## Begin
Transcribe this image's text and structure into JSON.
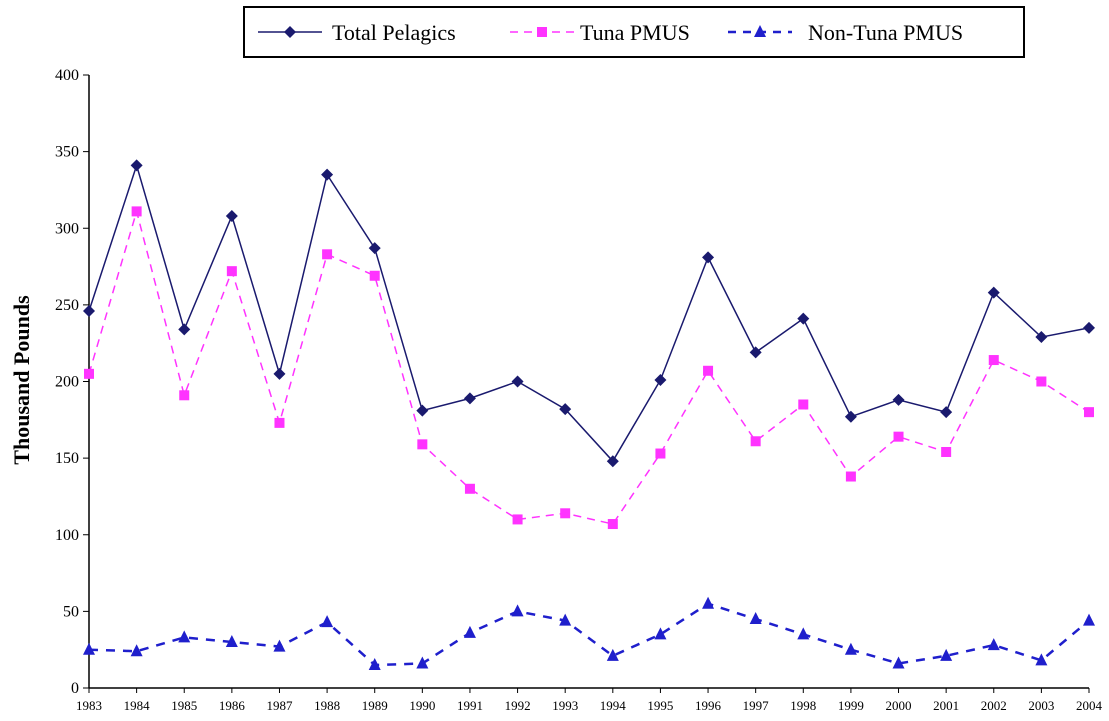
## End
## Begin
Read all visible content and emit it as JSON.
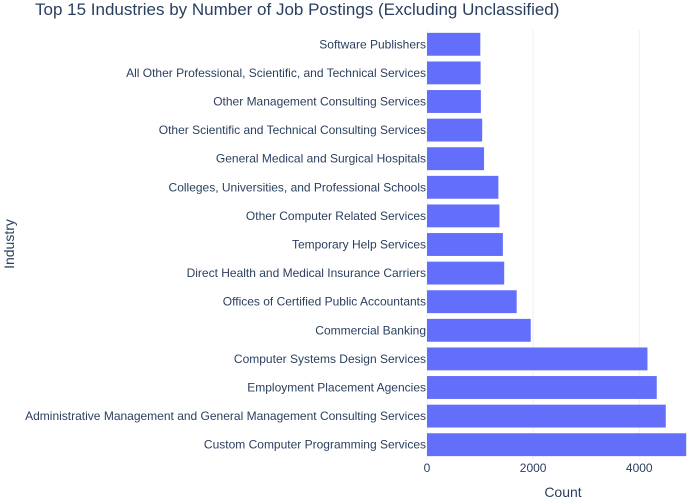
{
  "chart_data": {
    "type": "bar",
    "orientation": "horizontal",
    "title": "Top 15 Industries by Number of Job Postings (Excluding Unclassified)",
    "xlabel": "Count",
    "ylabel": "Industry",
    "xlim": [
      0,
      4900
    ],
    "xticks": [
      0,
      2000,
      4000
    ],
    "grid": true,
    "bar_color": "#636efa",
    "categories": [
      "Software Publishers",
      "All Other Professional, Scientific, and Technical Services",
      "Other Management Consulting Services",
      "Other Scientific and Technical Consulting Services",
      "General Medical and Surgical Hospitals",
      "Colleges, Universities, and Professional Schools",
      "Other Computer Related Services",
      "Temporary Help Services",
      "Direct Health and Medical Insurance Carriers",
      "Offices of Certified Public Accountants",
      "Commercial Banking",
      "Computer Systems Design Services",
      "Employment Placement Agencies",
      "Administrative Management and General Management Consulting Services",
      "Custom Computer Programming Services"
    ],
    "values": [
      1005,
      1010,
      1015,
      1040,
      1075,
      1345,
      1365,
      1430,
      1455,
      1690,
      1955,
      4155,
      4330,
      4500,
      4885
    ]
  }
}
## End
## Begin
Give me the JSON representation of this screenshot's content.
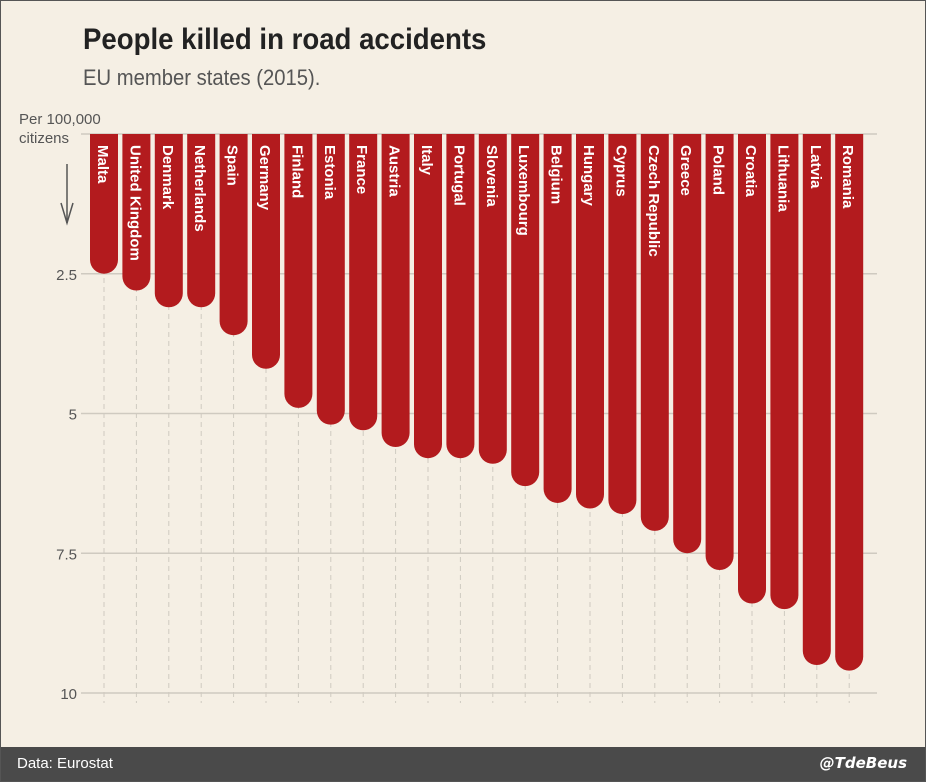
## End
__Short task__
Going through the entries above line by line, work out how many lines include the word "this". Only the number is required.

__Finished exercise__
2